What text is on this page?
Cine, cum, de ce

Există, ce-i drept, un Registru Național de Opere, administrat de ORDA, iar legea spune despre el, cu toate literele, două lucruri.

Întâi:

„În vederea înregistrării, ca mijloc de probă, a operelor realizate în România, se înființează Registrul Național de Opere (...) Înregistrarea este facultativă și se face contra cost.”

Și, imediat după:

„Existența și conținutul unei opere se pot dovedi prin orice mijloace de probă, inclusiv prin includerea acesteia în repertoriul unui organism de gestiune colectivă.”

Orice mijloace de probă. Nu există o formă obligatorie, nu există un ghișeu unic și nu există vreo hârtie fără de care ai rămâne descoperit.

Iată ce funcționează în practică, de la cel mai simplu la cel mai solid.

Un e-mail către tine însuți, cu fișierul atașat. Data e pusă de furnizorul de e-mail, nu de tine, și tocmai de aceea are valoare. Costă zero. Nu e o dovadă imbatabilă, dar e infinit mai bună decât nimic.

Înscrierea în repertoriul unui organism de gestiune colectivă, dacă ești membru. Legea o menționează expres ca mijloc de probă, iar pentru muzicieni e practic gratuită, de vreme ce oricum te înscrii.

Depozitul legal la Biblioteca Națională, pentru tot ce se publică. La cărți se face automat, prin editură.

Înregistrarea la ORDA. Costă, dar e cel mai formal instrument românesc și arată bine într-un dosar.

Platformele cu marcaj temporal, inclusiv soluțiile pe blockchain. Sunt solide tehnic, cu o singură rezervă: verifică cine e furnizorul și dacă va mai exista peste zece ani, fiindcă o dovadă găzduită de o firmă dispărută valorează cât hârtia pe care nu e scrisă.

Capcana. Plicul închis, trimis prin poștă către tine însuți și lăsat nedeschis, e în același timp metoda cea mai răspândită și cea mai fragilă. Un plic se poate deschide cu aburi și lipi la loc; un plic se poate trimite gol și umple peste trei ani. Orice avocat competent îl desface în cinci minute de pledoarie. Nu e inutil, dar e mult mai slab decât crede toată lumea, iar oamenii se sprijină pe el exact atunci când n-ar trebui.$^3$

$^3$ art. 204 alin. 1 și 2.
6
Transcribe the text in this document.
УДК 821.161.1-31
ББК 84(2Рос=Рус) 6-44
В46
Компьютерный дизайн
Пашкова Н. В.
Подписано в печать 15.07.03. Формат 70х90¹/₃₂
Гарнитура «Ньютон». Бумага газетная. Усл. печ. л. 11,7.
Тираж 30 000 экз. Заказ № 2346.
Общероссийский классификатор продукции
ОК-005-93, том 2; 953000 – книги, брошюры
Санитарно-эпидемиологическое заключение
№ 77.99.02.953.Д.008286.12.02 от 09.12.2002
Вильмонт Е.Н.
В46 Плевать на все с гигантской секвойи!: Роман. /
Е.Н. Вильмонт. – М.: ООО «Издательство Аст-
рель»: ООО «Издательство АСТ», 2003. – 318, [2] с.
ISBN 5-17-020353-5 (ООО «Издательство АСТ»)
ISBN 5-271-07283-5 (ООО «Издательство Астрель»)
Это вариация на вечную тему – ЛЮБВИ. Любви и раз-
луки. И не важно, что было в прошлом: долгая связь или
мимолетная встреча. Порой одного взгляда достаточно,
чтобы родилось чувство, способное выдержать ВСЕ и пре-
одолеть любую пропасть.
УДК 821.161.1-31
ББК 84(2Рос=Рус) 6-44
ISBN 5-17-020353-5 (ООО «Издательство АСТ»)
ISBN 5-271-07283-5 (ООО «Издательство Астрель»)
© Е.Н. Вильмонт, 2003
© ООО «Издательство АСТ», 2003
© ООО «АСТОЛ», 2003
───
Extract lines where the string "mijloc" occurs.

**Finished exercise:**
„În vederea înregistrării, ca mijloc de probă, a operelor realizate în România, se înființează Registrul Național de Opere (...) Înregistrarea este facultativă și se face contra cost.”
Înscrierea în repertoriul unui organism de gestiune colectivă, dacă ești membru. Legea o menționează expres ca mijloc de probă, iar pentru muzicieni e practic gratuită, de vreme ce oricum te înscrii.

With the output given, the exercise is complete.